Task requirements —
Each line containing the word "with" should be found and copied.

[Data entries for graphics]
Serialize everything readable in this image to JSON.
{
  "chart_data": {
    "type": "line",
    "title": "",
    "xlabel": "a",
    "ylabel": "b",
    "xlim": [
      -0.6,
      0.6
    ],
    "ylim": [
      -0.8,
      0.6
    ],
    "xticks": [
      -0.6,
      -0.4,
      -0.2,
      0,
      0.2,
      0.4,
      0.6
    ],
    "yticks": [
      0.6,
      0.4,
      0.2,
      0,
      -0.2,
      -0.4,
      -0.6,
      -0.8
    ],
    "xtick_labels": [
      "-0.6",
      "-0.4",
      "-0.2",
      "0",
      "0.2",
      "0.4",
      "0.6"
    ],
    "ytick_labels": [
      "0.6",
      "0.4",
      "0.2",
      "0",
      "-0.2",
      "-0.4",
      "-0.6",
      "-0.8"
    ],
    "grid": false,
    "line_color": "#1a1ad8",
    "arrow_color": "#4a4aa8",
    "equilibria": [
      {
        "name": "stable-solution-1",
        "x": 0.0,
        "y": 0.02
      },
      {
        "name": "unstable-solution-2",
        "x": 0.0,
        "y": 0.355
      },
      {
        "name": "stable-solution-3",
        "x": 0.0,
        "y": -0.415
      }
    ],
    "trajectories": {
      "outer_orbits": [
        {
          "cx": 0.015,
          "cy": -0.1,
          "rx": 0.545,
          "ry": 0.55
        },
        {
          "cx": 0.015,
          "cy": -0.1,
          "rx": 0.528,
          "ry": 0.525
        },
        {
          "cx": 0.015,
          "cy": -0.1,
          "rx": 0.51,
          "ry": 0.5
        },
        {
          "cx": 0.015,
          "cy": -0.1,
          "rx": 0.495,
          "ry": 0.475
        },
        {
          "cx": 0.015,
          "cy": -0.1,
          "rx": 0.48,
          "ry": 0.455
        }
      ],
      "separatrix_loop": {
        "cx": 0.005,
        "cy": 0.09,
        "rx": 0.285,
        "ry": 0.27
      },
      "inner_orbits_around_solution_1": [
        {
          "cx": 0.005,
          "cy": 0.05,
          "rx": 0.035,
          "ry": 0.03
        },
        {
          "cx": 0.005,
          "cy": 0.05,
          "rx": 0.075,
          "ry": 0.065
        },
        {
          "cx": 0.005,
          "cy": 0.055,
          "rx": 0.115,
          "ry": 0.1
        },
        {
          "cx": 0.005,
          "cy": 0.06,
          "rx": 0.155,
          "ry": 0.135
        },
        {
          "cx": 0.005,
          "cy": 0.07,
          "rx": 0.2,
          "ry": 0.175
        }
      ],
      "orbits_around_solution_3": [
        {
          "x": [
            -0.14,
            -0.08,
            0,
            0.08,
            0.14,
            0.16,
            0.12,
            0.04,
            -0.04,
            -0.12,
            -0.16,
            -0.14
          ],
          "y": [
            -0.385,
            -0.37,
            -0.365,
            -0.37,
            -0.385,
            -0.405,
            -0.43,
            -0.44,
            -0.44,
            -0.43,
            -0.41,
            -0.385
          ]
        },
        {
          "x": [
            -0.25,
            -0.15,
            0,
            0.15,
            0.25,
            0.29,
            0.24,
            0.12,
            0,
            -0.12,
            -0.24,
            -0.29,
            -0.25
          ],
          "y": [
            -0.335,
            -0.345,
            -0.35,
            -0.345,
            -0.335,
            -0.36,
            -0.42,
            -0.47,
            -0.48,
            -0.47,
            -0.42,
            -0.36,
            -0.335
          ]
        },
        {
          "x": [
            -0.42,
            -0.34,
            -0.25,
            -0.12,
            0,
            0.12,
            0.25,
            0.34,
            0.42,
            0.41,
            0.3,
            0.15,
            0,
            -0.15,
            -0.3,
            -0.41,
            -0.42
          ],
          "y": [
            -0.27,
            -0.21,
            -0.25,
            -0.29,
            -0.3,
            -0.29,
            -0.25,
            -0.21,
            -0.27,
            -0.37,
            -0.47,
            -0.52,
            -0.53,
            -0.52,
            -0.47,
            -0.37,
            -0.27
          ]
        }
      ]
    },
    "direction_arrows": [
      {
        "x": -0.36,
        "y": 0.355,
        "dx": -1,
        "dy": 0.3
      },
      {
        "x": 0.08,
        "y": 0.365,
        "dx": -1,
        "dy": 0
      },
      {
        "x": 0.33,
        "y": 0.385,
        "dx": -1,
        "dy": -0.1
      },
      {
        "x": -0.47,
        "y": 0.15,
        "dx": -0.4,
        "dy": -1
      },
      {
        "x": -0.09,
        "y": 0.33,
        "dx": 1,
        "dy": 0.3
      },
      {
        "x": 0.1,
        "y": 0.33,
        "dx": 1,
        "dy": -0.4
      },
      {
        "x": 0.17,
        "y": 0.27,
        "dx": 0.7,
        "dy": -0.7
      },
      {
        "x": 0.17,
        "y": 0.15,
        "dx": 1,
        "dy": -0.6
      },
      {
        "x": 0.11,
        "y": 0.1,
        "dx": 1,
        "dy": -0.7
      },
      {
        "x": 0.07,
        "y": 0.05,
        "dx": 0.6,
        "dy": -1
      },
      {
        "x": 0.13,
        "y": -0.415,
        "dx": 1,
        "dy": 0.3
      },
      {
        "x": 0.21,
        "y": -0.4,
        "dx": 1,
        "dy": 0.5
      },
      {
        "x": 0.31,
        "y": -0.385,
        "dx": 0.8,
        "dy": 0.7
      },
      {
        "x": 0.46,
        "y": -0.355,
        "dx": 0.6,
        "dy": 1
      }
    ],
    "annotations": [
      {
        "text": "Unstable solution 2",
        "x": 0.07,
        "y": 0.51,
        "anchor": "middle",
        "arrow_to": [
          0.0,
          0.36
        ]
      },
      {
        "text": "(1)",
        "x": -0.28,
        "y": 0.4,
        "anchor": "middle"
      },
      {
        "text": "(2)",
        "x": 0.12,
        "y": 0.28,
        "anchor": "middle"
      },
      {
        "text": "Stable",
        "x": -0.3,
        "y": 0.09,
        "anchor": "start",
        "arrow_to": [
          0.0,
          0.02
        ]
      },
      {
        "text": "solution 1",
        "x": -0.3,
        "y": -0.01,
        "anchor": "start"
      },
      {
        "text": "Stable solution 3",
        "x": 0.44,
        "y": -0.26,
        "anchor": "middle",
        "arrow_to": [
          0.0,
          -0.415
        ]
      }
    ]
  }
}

...

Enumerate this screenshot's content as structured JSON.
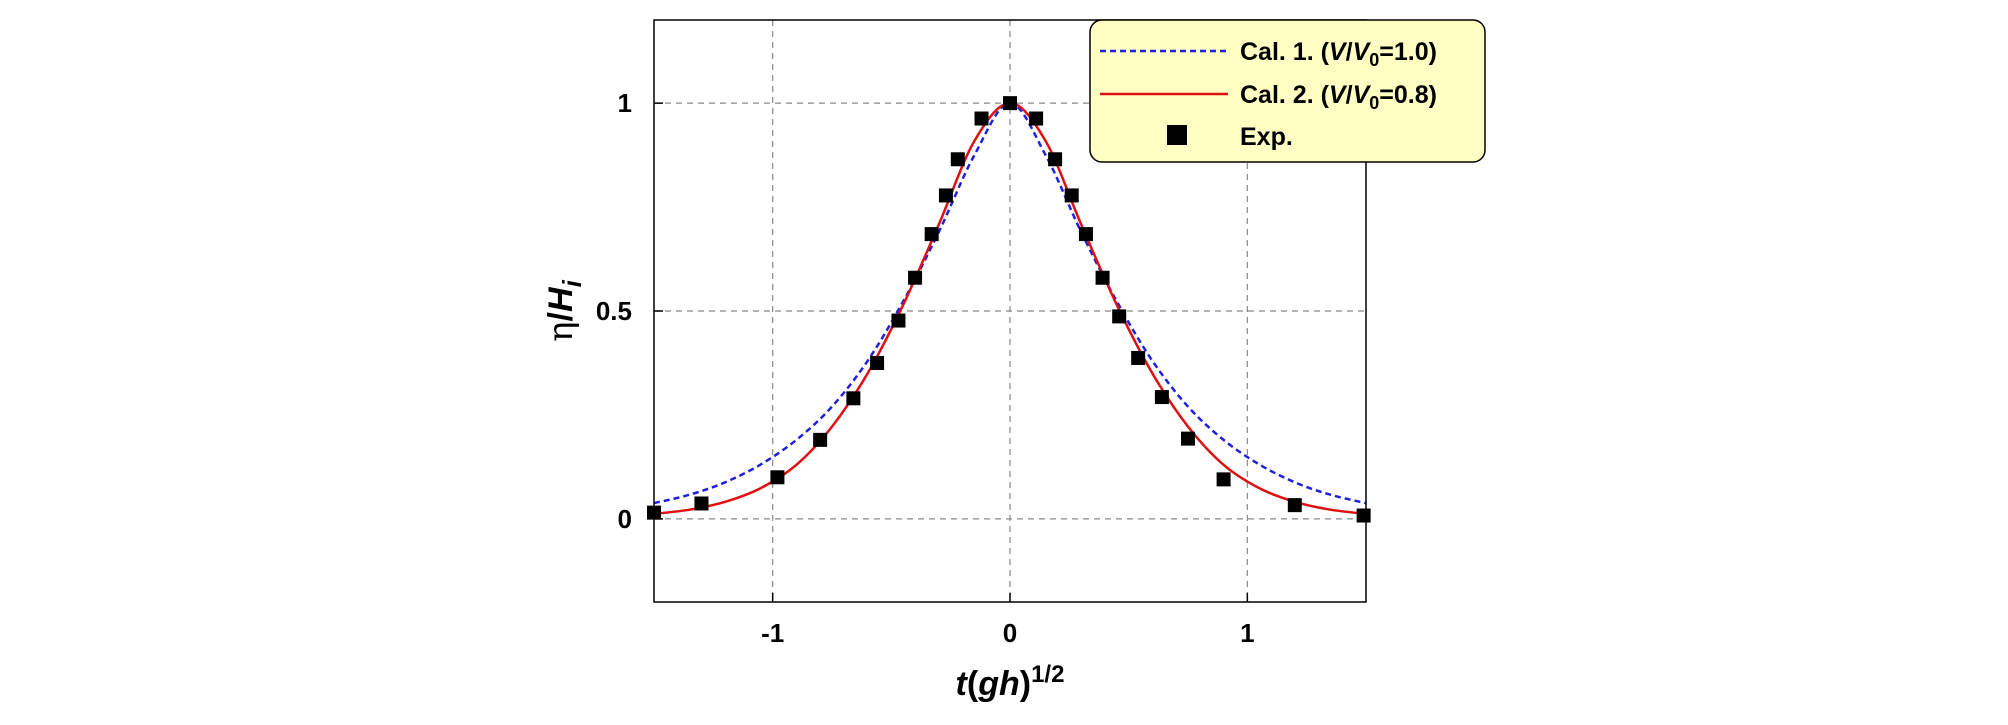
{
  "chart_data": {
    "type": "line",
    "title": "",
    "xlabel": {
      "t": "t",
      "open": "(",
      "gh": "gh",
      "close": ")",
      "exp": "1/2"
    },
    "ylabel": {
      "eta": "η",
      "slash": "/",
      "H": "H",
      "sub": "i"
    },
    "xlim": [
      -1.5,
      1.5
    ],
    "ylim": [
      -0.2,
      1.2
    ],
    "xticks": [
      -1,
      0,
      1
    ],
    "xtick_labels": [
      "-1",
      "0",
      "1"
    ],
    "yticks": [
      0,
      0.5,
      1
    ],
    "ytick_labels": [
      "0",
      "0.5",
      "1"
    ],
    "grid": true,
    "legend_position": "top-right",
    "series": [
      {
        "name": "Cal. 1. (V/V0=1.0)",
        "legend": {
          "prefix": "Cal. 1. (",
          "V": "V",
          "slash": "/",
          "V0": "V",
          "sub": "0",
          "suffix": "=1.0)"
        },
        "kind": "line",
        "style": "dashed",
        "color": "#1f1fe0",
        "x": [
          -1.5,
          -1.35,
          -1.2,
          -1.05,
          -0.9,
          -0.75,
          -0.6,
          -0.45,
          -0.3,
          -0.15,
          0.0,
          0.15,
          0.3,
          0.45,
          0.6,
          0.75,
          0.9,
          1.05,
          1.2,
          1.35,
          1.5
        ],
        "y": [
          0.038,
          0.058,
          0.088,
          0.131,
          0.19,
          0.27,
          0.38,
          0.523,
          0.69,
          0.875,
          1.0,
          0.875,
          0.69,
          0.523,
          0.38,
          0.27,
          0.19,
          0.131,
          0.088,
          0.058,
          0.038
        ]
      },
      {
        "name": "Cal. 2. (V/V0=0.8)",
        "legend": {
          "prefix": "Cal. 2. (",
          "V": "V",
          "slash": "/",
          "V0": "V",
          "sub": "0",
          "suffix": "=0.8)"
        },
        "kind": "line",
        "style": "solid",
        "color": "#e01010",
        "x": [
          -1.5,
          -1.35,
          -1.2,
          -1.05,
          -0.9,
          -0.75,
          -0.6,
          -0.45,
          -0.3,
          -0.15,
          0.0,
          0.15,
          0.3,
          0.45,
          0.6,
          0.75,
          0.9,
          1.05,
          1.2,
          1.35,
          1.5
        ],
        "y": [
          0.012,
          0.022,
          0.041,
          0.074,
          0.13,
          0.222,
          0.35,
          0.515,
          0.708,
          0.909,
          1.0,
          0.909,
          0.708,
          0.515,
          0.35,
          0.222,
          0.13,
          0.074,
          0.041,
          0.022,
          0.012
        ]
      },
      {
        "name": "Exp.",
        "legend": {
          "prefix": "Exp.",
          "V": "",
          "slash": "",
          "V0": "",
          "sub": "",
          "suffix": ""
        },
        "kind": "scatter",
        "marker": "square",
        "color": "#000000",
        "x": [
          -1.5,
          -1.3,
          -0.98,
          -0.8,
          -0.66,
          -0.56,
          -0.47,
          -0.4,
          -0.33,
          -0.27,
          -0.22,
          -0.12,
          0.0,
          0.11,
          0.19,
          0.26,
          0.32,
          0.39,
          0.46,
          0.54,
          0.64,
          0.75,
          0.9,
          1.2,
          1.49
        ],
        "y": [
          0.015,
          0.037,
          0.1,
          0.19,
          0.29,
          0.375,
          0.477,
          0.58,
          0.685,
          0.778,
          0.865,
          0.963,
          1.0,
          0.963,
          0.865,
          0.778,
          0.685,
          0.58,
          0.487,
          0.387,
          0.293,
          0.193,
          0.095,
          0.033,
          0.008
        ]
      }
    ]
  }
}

* * *

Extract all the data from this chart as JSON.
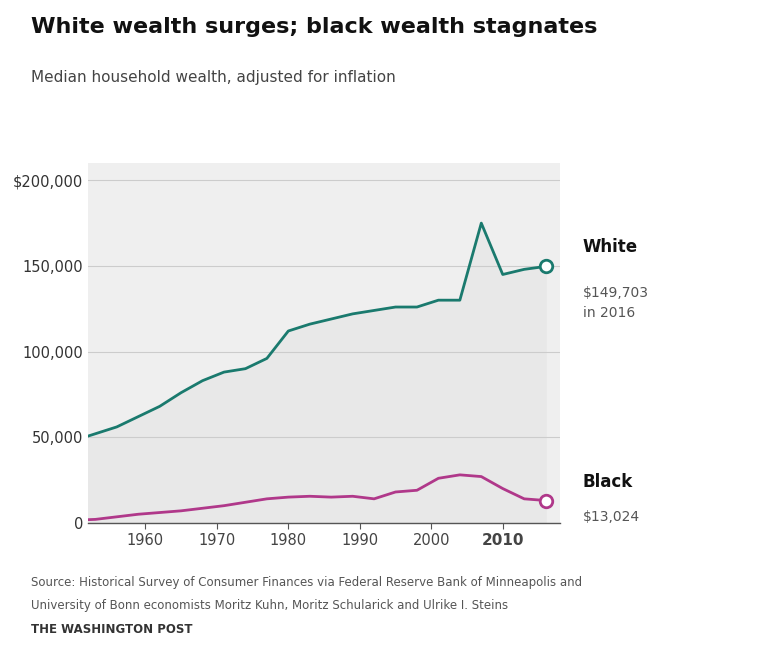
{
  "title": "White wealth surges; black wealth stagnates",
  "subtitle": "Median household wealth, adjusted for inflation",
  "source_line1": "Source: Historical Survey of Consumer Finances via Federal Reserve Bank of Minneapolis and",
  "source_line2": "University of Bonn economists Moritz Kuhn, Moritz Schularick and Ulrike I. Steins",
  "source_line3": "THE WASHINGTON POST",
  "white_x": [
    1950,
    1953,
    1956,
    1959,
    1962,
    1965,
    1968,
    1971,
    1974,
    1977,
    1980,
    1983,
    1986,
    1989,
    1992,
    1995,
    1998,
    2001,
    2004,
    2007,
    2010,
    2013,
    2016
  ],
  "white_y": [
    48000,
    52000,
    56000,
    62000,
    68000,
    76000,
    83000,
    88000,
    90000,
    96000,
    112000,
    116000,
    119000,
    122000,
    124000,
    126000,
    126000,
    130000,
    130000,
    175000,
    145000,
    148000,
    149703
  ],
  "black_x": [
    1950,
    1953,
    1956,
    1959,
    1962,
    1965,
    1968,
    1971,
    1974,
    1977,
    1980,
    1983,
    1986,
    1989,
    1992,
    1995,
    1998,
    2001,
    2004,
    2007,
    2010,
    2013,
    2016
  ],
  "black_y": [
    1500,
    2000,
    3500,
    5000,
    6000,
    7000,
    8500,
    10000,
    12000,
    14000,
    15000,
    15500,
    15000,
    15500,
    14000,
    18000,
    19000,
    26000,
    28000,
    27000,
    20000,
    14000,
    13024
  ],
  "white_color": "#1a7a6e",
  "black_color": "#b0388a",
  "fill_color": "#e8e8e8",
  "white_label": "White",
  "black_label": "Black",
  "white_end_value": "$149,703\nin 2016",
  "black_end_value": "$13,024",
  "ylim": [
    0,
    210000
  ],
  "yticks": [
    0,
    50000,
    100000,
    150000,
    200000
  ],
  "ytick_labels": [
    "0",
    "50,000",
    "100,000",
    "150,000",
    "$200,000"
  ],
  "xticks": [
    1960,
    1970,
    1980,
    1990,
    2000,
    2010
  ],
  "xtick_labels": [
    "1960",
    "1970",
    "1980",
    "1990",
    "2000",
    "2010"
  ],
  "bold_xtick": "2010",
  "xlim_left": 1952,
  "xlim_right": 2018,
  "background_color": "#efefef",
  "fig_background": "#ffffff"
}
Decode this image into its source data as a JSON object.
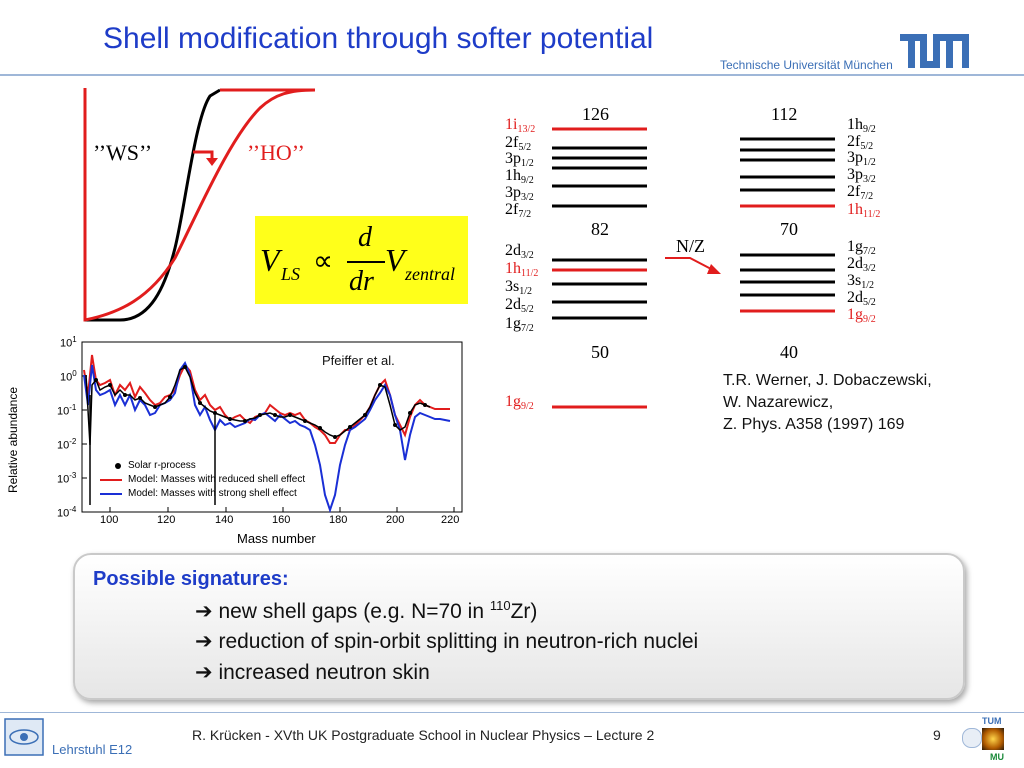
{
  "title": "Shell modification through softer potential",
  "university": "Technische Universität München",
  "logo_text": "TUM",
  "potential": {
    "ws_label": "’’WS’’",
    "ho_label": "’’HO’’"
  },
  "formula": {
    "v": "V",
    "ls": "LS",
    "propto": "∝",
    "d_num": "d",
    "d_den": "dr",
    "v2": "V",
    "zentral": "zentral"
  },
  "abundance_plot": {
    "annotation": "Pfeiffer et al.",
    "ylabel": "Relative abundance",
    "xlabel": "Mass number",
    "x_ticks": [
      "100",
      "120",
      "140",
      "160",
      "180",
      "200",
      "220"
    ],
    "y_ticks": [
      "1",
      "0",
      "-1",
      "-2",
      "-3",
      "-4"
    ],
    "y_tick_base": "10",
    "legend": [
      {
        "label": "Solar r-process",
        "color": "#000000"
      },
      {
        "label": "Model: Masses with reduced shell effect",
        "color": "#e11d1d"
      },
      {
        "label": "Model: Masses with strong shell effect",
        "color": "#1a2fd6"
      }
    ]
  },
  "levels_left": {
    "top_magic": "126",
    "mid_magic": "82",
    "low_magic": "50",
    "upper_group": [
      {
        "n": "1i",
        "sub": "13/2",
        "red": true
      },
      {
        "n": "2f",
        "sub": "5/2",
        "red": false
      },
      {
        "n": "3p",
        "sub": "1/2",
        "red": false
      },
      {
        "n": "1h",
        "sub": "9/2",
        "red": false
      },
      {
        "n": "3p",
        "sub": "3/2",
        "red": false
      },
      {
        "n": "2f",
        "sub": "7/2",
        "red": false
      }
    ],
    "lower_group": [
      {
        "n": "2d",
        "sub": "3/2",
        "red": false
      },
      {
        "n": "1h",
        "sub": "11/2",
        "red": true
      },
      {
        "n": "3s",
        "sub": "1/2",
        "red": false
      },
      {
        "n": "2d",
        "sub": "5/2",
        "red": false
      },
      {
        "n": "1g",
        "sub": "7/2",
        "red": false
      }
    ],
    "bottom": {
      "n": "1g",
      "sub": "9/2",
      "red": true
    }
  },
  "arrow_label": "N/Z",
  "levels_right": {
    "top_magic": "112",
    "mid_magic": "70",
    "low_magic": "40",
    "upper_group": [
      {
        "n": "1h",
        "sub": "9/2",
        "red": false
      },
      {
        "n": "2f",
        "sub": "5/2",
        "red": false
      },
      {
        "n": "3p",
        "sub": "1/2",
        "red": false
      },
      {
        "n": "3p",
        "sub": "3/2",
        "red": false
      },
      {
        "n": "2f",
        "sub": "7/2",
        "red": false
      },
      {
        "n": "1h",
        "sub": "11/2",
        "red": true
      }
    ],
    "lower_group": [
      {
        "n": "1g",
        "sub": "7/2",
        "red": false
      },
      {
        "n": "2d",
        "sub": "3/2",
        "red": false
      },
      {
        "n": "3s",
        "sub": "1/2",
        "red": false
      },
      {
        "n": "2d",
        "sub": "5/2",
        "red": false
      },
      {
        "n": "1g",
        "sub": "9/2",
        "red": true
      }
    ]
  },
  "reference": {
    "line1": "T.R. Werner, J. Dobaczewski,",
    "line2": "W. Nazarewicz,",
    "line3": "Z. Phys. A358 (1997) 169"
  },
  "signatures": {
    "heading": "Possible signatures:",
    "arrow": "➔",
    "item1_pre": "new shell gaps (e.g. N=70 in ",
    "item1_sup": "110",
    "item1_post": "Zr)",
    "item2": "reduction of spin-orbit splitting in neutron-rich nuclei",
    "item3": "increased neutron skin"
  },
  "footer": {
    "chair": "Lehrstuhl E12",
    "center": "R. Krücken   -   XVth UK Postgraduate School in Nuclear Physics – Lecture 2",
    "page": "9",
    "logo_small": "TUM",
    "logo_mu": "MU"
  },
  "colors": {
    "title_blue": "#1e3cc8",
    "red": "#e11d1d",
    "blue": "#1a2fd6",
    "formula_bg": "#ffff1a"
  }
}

Exercise response —
        "label": "Model: Masses with reduced shell effect",
        "label": "Model: Masses with strong shell effect",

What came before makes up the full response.